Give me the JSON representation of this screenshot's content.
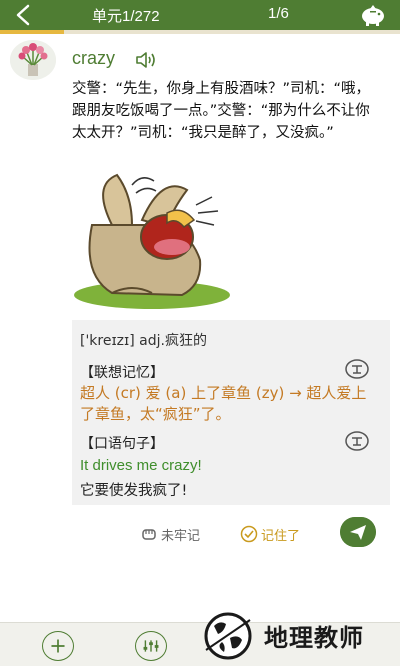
{
  "header": {
    "unit": "单元1/272",
    "page": "1/6",
    "progress_fraction": 0.16
  },
  "word": {
    "text": "crazy",
    "story": "交警：“先生，你身上有股酒味？”司机：“哦，跟朋友吃饭喝了一点。”交警：“那为什么不让你太太开？”司机：“我只是醉了，又没疯。”"
  },
  "card": {
    "phonetic": "['kreɪzɪ] adj.疯狂的",
    "mnemonic_title": "【联想记忆】",
    "mnemonic": "超人 (cr) 爱 (a) 上了章鱼 (zy) → 超人爱上了章鱼，太“疯狂”了。",
    "sentence_title": "【口语句子】",
    "sentence_en": "It drives me crazy!",
    "sentence_zh": "它要使发我疯了!"
  },
  "actions": {
    "unremembered": "未牢记",
    "remembered": "记住了"
  },
  "watermark": {
    "text": "地理教师"
  },
  "colors": {
    "brand_green": "#4f7d33",
    "progress_yellow": "#e6b840",
    "mnemonic_orange": "#c47a24",
    "sentence_green": "#3f8e2c"
  }
}
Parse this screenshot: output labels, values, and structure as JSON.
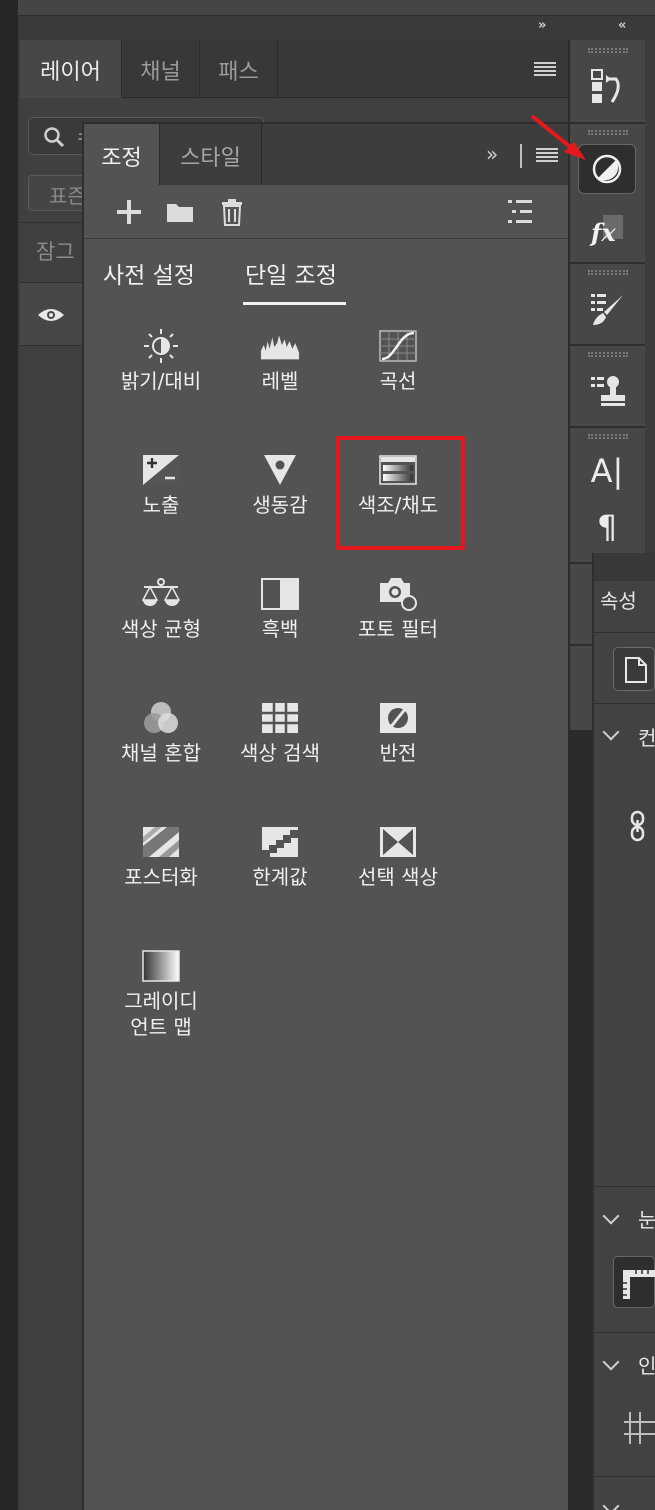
{
  "layers_panel": {
    "tabs": [
      "레이어",
      "채널",
      "패스"
    ],
    "search_partial": "ㅋ",
    "mode_partial": "표즌",
    "lock_partial": "잠그"
  },
  "top_collapse_glyph": "»",
  "adjustments_panel": {
    "tabs": [
      "조정",
      "스타일"
    ],
    "expand_glyph": "»",
    "subtabs": [
      "사전 설정",
      "단일 조정"
    ],
    "active_subtab": "단일 조정",
    "items": [
      {
        "label": "밝기/대비",
        "icon": "brightness-contrast-icon"
      },
      {
        "label": "레벨",
        "icon": "levels-icon"
      },
      {
        "label": "곡선",
        "icon": "curves-icon"
      },
      {
        "label": "노출",
        "icon": "exposure-icon"
      },
      {
        "label": "생동감",
        "icon": "vibrance-icon"
      },
      {
        "label": "색조/채도",
        "icon": "hue-saturation-icon"
      },
      {
        "label": "색상 균형",
        "icon": "color-balance-icon"
      },
      {
        "label": "흑백",
        "icon": "black-white-icon"
      },
      {
        "label": "포토 필터",
        "icon": "photo-filter-icon"
      },
      {
        "label": "채널 혼합",
        "icon": "channel-mixer-icon"
      },
      {
        "label": "색상 검색",
        "icon": "color-lookup-icon"
      },
      {
        "label": "반전",
        "icon": "invert-icon"
      },
      {
        "label": "포스터화",
        "icon": "posterize-icon"
      },
      {
        "label": "한계값",
        "icon": "threshold-icon"
      },
      {
        "label": "선택 색상",
        "icon": "selective-color-icon"
      },
      {
        "label": "그레이디\n언트 맵",
        "icon": "gradient-map-icon"
      }
    ],
    "highlighted_item": "색조/채도",
    "highlight_color": "#e5181d"
  },
  "toolstrip": {
    "collapse_glyph": "«",
    "tools": [
      "history-icon",
      "adjustments-icon",
      "styles-fx-icon",
      "brush-presets-icon",
      "clone-source-icon",
      "character-icon",
      "paragraph-icon"
    ],
    "character_label": "A|",
    "paragraph_label": "¶"
  },
  "properties_panel": {
    "tab_partial": "속성",
    "sections": [
      "컨",
      "눈",
      "인"
    ]
  },
  "annotation_arrow_color": "#e5181d"
}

**********

> [Aim of the task]: Repeat each record exactly, with the pictures left out.

> [Response]:
Give me the JSON representation of this screenshot's content.
{
  "header": {
    "unit": "单元1/272",
    "page": "1/6",
    "progress_fraction": 0.16
  },
  "word": {
    "text": "crazy",
    "story": "交警：“先生，你身上有股酒味？”司机：“哦，跟朋友吃饭喝了一点。”交警：“那为什么不让你太太开？”司机：“我只是醉了，又没疯。”"
  },
  "card": {
    "phonetic": "['kreɪzɪ] adj.疯狂的",
    "mnemonic_title": "【联想记忆】",
    "mnemonic": "超人 (cr) 爱 (a) 上了章鱼 (zy) → 超人爱上了章鱼，太“疯狂”了。",
    "sentence_title": "【口语句子】",
    "sentence_en": "It drives me crazy!",
    "sentence_zh": "它要使发我疯了!"
  },
  "actions": {
    "unremembered": "未牢记",
    "remembered": "记住了"
  },
  "watermark": {
    "text": "地理教师"
  },
  "colors": {
    "brand_green": "#4f7d33",
    "progress_yellow": "#e6b840",
    "mnemonic_orange": "#c47a24",
    "sentence_green": "#3f8e2c"
  }
}
Parse this screenshot: output labels, values, and structure as JSON.
{
  "layers_panel": {
    "tabs": [
      "레이어",
      "채널",
      "패스"
    ],
    "search_partial": "ㅋ",
    "mode_partial": "표즌",
    "lock_partial": "잠그"
  },
  "top_collapse_glyph": "»",
  "adjustments_panel": {
    "tabs": [
      "조정",
      "스타일"
    ],
    "expand_glyph": "»",
    "subtabs": [
      "사전 설정",
      "단일 조정"
    ],
    "active_subtab": "단일 조정",
    "items": [
      {
        "label": "밝기/대비",
        "icon": "brightness-contrast-icon"
      },
      {
        "label": "레벨",
        "icon": "levels-icon"
      },
      {
        "label": "곡선",
        "icon": "curves-icon"
      },
      {
        "label": "노출",
        "icon": "exposure-icon"
      },
      {
        "label": "생동감",
        "icon": "vibrance-icon"
      },
      {
        "label": "색조/채도",
        "icon": "hue-saturation-icon"
      },
      {
        "label": "색상 균형",
        "icon": "color-balance-icon"
      },
      {
        "label": "흑백",
        "icon": "black-white-icon"
      },
      {
        "label": "포토 필터",
        "icon": "photo-filter-icon"
      },
      {
        "label": "채널 혼합",
        "icon": "channel-mixer-icon"
      },
      {
        "label": "색상 검색",
        "icon": "color-lookup-icon"
      },
      {
        "label": "반전",
        "icon": "invert-icon"
      },
      {
        "label": "포스터화",
        "icon": "posterize-icon"
      },
      {
        "label": "한계값",
        "icon": "threshold-icon"
      },
      {
        "label": "선택 색상",
        "icon": "selective-color-icon"
      },
      {
        "label": "그레이디\n언트 맵",
        "icon": "gradient-map-icon"
      }
    ],
    "highlighted_item": "색조/채도",
    "highlight_color": "#e5181d"
  },
  "toolstrip": {
    "collapse_glyph": "«",
    "tools": [
      "history-icon",
      "adjustments-icon",
      "styles-fx-icon",
      "brush-presets-icon",
      "clone-source-icon",
      "character-icon",
      "paragraph-icon"
    ],
    "character_label": "A|",
    "paragraph_label": "¶"
  },
  "properties_panel": {
    "tab_partial": "속성",
    "sections": [
      "컨",
      "눈",
      "인"
    ]
  },
  "annotation_arrow_color": "#e5181d"
}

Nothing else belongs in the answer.